What you should do.
Copy the lines below as they are; omit the images they contain.

Data supplied.
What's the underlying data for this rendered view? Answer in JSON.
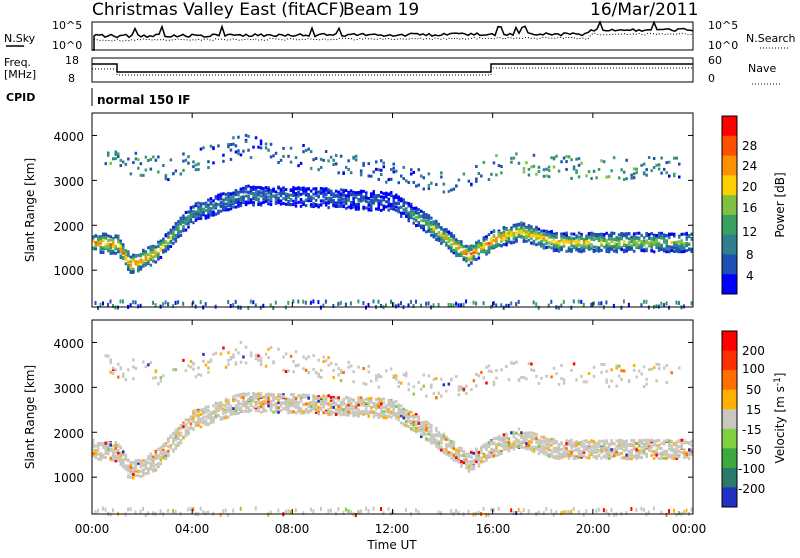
{
  "header": {
    "station": "Christmas Valley East (fitACF)",
    "beam": "Beam 19",
    "date": "16/Mar/2011"
  },
  "top_panels": {
    "nsky_label": "N.Sky",
    "nsky_ticks": [
      "10^5",
      "10^0"
    ],
    "nsearch_label": "N.Search",
    "nsearch_ticks": [
      "10^5",
      "10^0"
    ],
    "freq_label": "Freq.",
    "freq_unit": "[MHz]",
    "freq_ticks": [
      "18",
      "8"
    ],
    "nave_label": "Nave",
    "nave_ticks": [
      "60",
      "0"
    ],
    "cpid_label": "CPID",
    "cpid_value": "normal 150 IF"
  },
  "chart_data": [
    {
      "type": "heatmap",
      "panel": "power",
      "ylabel": "Slant Range [km]",
      "yticks": [
        "1000",
        "2000",
        "3000",
        "4000"
      ],
      "ylim": [
        180,
        4500
      ],
      "xlabel": "Time UT",
      "xticks": [
        "00:00",
        "04:00",
        "08:00",
        "12:00",
        "16:00",
        "20:00",
        "00:00"
      ],
      "xlim_hours": [
        0,
        24
      ],
      "colorbar": {
        "label": "Power [dB]",
        "ticks": [
          "4",
          "8",
          "12",
          "16",
          "20",
          "24",
          "28"
        ],
        "colors": [
          "#0000ff",
          "#1f4fb4",
          "#2f7f8f",
          "#3aa060",
          "#80c040",
          "#ffd000",
          "#ff9000",
          "#ff5000",
          "#ff0000"
        ]
      },
      "bands": [
        {
          "name": "main_echo",
          "t": [
            0.0,
            1.0,
            1.5,
            2.5,
            4.0,
            6.0,
            9.0,
            12.0,
            13.5,
            15.0,
            16.0,
            17.0,
            18.5,
            20.0,
            22.0,
            24.0
          ],
          "center_km": [
            1650,
            1600,
            1150,
            1400,
            2300,
            2700,
            2650,
            2550,
            2000,
            1350,
            1700,
            1900,
            1650,
            1650,
            1650,
            1650
          ],
          "level_db": [
            24,
            25,
            26,
            22,
            12,
            10,
            8,
            8,
            18,
            26,
            24,
            22,
            22,
            20,
            18,
            16
          ]
        },
        {
          "name": "upper_layer",
          "t": [
            0.5,
            3.0,
            6.0,
            14.0,
            16.5,
            20.0,
            23.5
          ],
          "center_km": [
            3500,
            3300,
            3800,
            3000,
            3400,
            3300,
            3300
          ],
          "level_db": [
            12,
            10,
            8,
            8,
            12,
            12,
            10
          ]
        }
      ]
    },
    {
      "type": "heatmap",
      "panel": "velocity",
      "ylabel": "Slant Range [km]",
      "yticks": [
        "1000",
        "2000",
        "3000",
        "4000"
      ],
      "ylim": [
        180,
        4500
      ],
      "xlabel": "Time UT",
      "xticks": [
        "00:00",
        "04:00",
        "08:00",
        "12:00",
        "16:00",
        "20:00",
        "00:00"
      ],
      "xlim_hours": [
        0,
        24
      ],
      "colorbar": {
        "label": "Velocity [m s^-1]",
        "ticks": [
          "200",
          "100",
          "50",
          "15",
          "-15",
          "-50",
          "-100",
          "-200"
        ],
        "colors": [
          "#2030c0",
          "#2a7a6a",
          "#3caa3c",
          "#80d040",
          "#c8c8c0",
          "#ffb000",
          "#ff7000",
          "#ff3000",
          "#ff0000"
        ]
      }
    }
  ]
}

The result.
What's the underlying data for this rendered view? Answer in JSON.
{
  "header": {
    "station": "Christmas Valley East (fitACF)",
    "beam": "Beam 19",
    "date": "16/Mar/2011"
  },
  "top_panels": {
    "nsky_label": "N.Sky",
    "nsky_ticks": [
      "10^5",
      "10^0"
    ],
    "nsearch_label": "N.Search",
    "nsearch_ticks": [
      "10^5",
      "10^0"
    ],
    "freq_label": "Freq.",
    "freq_unit": "[MHz]",
    "freq_ticks": [
      "18",
      "8"
    ],
    "nave_label": "Nave",
    "nave_ticks": [
      "60",
      "0"
    ],
    "cpid_label": "CPID",
    "cpid_value": "normal 150 IF"
  },
  "chart_data": [
    {
      "type": "heatmap",
      "panel": "power",
      "ylabel": "Slant Range [km]",
      "yticks": [
        "1000",
        "2000",
        "3000",
        "4000"
      ],
      "ylim": [
        180,
        4500
      ],
      "xlabel": "Time UT",
      "xticks": [
        "00:00",
        "04:00",
        "08:00",
        "12:00",
        "16:00",
        "20:00",
        "00:00"
      ],
      "xlim_hours": [
        0,
        24
      ],
      "colorbar": {
        "label": "Power [dB]",
        "ticks": [
          "4",
          "8",
          "12",
          "16",
          "20",
          "24",
          "28"
        ],
        "colors": [
          "#0000ff",
          "#1f4fb4",
          "#2f7f8f",
          "#3aa060",
          "#80c040",
          "#ffd000",
          "#ff9000",
          "#ff5000",
          "#ff0000"
        ]
      },
      "bands": [
        {
          "name": "main_echo",
          "t": [
            0.0,
            1.0,
            1.5,
            2.5,
            4.0,
            6.0,
            9.0,
            12.0,
            13.5,
            15.0,
            16.0,
            17.0,
            18.5,
            20.0,
            22.0,
            24.0
          ],
          "center_km": [
            1650,
            1600,
            1150,
            1400,
            2300,
            2700,
            2650,
            2550,
            2000,
            1350,
            1700,
            1900,
            1650,
            1650,
            1650,
            1650
          ],
          "level_db": [
            24,
            25,
            26,
            22,
            12,
            10,
            8,
            8,
            18,
            26,
            24,
            22,
            22,
            20,
            18,
            16
          ]
        },
        {
          "name": "upper_layer",
          "t": [
            0.5,
            3.0,
            6.0,
            14.0,
            16.5,
            20.0,
            23.5
          ],
          "center_km": [
            3500,
            3300,
            3800,
            3000,
            3400,
            3300,
            3300
          ],
          "level_db": [
            12,
            10,
            8,
            8,
            12,
            12,
            10
          ]
        }
      ]
    },
    {
      "type": "heatmap",
      "panel": "velocity",
      "ylabel": "Slant Range [km]",
      "yticks": [
        "1000",
        "2000",
        "3000",
        "4000"
      ],
      "ylim": [
        180,
        4500
      ],
      "xlabel": "Time UT",
      "xticks": [
        "00:00",
        "04:00",
        "08:00",
        "12:00",
        "16:00",
        "20:00",
        "00:00"
      ],
      "xlim_hours": [
        0,
        24
      ],
      "colorbar": {
        "label": "Velocity [m s^-1]",
        "ticks": [
          "200",
          "100",
          "50",
          "15",
          "-15",
          "-50",
          "-100",
          "-200"
        ],
        "colors": [
          "#2030c0",
          "#2a7a6a",
          "#3caa3c",
          "#80d040",
          "#c8c8c0",
          "#ffb000",
          "#ff7000",
          "#ff3000",
          "#ff0000"
        ]
      }
    }
  ]
}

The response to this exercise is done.